* [GIVEN INSTRUCTION]:
For the copy, please give all of the data again exactly and leave the pictures out.

* [THE INPUT]:

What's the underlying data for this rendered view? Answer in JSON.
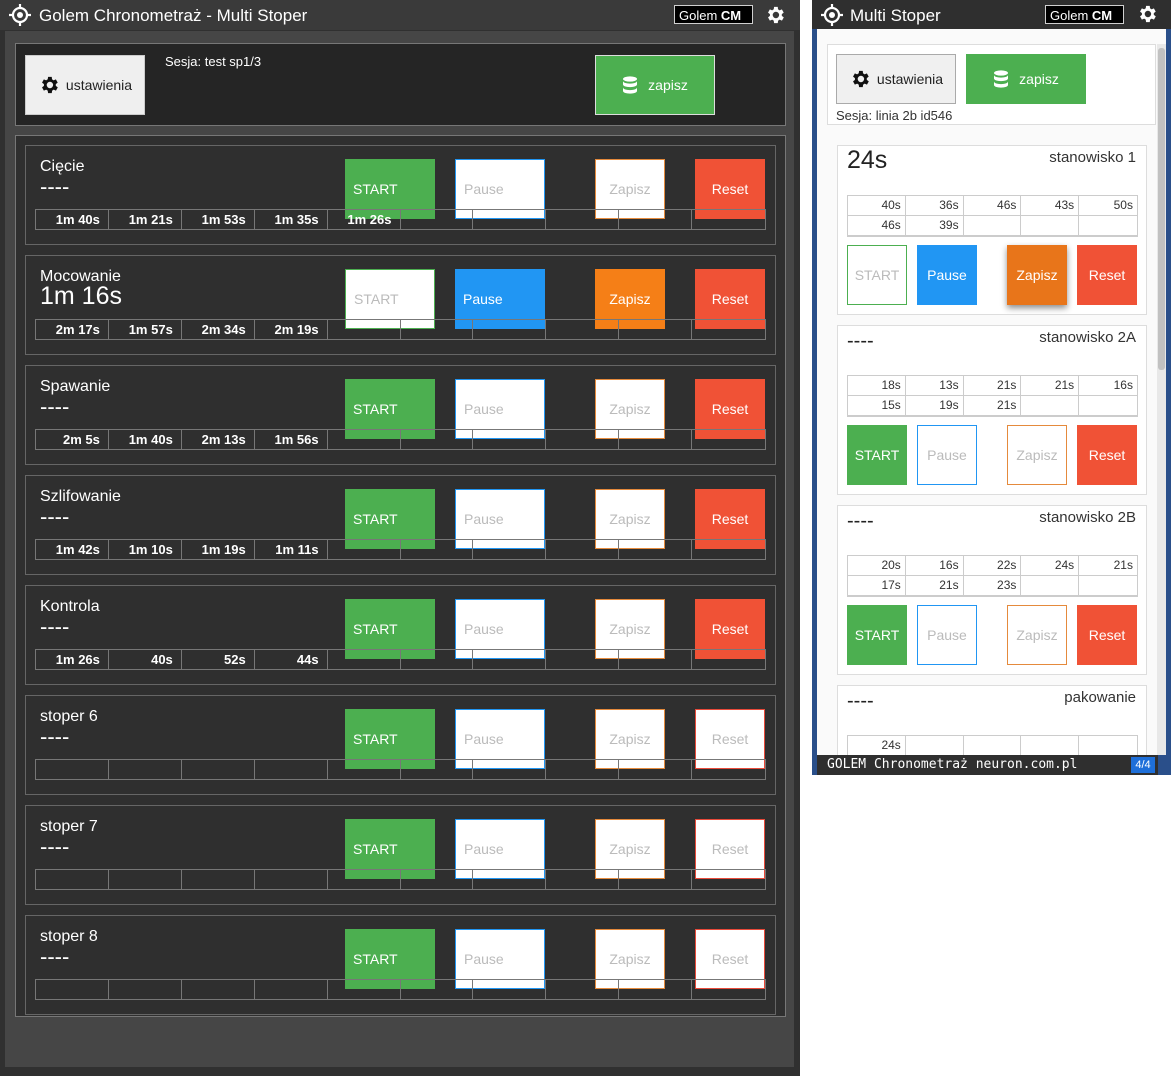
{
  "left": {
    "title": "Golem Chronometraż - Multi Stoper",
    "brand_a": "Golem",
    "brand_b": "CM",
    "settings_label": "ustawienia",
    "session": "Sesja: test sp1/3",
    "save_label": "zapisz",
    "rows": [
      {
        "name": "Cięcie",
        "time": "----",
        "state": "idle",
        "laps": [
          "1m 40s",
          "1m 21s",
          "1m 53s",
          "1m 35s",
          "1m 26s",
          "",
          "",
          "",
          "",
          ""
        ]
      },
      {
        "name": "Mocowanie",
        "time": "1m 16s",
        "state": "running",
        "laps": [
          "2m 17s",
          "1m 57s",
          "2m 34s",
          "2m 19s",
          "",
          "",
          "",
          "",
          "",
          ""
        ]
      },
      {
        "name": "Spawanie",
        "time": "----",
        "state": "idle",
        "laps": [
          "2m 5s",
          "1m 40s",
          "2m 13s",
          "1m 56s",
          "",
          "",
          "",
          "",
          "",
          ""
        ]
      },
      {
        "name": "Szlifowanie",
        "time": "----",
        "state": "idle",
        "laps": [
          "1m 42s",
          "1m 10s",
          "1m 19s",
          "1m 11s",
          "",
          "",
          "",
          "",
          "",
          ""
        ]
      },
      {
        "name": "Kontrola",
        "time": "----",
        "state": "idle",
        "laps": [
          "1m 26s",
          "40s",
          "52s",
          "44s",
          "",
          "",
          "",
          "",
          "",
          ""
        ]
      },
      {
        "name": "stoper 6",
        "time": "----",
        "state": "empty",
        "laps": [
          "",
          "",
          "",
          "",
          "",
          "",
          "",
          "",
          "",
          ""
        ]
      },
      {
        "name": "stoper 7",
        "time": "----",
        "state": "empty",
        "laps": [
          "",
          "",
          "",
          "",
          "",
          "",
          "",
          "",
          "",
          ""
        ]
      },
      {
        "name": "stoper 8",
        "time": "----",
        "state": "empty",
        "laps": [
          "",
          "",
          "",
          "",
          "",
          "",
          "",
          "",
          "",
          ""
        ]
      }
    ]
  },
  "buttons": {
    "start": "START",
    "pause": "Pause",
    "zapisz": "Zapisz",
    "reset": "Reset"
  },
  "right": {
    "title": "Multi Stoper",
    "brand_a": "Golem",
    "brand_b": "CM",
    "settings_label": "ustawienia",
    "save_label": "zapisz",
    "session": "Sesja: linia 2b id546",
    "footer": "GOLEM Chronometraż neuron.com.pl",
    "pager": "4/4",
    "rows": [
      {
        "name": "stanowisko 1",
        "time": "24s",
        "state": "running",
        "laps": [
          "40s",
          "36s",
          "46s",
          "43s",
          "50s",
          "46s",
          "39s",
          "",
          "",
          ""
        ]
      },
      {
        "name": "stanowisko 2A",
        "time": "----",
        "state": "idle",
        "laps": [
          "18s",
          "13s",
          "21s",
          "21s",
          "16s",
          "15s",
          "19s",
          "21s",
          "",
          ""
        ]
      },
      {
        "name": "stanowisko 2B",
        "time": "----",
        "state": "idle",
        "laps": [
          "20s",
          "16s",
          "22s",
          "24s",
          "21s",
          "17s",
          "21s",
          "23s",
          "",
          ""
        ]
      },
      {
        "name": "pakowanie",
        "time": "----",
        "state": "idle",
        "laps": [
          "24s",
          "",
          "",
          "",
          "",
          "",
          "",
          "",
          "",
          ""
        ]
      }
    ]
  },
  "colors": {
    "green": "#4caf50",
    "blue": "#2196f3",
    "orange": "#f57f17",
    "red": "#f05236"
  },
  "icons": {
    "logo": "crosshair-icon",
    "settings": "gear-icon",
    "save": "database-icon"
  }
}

* [OUTPUT OF THE TASK]:
What's the underlying data for this rendered view? Answer in JSON.
{
  "left": {
    "title": "Golem Chronometraż - Multi Stoper",
    "brand_a": "Golem",
    "brand_b": "CM",
    "settings_label": "ustawienia",
    "session": "Sesja: test sp1/3",
    "save_label": "zapisz",
    "rows": [
      {
        "name": "Cięcie",
        "time": "----",
        "state": "idle",
        "laps": [
          "1m 40s",
          "1m 21s",
          "1m 53s",
          "1m 35s",
          "1m 26s",
          "",
          "",
          "",
          "",
          ""
        ]
      },
      {
        "name": "Mocowanie",
        "time": "1m 16s",
        "state": "running",
        "laps": [
          "2m 17s",
          "1m 57s",
          "2m 34s",
          "2m 19s",
          "",
          "",
          "",
          "",
          "",
          ""
        ]
      },
      {
        "name": "Spawanie",
        "time": "----",
        "state": "idle",
        "laps": [
          "2m 5s",
          "1m 40s",
          "2m 13s",
          "1m 56s",
          "",
          "",
          "",
          "",
          "",
          ""
        ]
      },
      {
        "name": "Szlifowanie",
        "time": "----",
        "state": "idle",
        "laps": [
          "1m 42s",
          "1m 10s",
          "1m 19s",
          "1m 11s",
          "",
          "",
          "",
          "",
          "",
          ""
        ]
      },
      {
        "name": "Kontrola",
        "time": "----",
        "state": "idle",
        "laps": [
          "1m 26s",
          "40s",
          "52s",
          "44s",
          "",
          "",
          "",
          "",
          "",
          ""
        ]
      },
      {
        "name": "stoper 6",
        "time": "----",
        "state": "empty",
        "laps": [
          "",
          "",
          "",
          "",
          "",
          "",
          "",
          "",
          "",
          ""
        ]
      },
      {
        "name": "stoper 7",
        "time": "----",
        "state": "empty",
        "laps": [
          "",
          "",
          "",
          "",
          "",
          "",
          "",
          "",
          "",
          ""
        ]
      },
      {
        "name": "stoper 8",
        "time": "----",
        "state": "empty",
        "laps": [
          "",
          "",
          "",
          "",
          "",
          "",
          "",
          "",
          "",
          ""
        ]
      }
    ]
  },
  "buttons": {
    "start": "START",
    "pause": "Pause",
    "zapisz": "Zapisz",
    "reset": "Reset"
  },
  "right": {
    "title": "Multi Stoper",
    "brand_a": "Golem",
    "brand_b": "CM",
    "settings_label": "ustawienia",
    "save_label": "zapisz",
    "session": "Sesja: linia 2b id546",
    "footer": "GOLEM Chronometraż neuron.com.pl",
    "pager": "4/4",
    "rows": [
      {
        "name": "stanowisko 1",
        "time": "24s",
        "state": "running",
        "laps": [
          "40s",
          "36s",
          "46s",
          "43s",
          "50s",
          "46s",
          "39s",
          "",
          "",
          ""
        ]
      },
      {
        "name": "stanowisko 2A",
        "time": "----",
        "state": "idle",
        "laps": [
          "18s",
          "13s",
          "21s",
          "21s",
          "16s",
          "15s",
          "19s",
          "21s",
          "",
          ""
        ]
      },
      {
        "name": "stanowisko 2B",
        "time": "----",
        "state": "idle",
        "laps": [
          "20s",
          "16s",
          "22s",
          "24s",
          "21s",
          "17s",
          "21s",
          "23s",
          "",
          ""
        ]
      },
      {
        "name": "pakowanie",
        "time": "----",
        "state": "idle",
        "laps": [
          "24s",
          "",
          "",
          "",
          "",
          "",
          "",
          "",
          "",
          ""
        ]
      }
    ]
  },
  "colors": {
    "green": "#4caf50",
    "blue": "#2196f3",
    "orange": "#f57f17",
    "red": "#f05236"
  },
  "icons": {
    "logo": "crosshair-icon",
    "settings": "gear-icon",
    "save": "database-icon"
  }
}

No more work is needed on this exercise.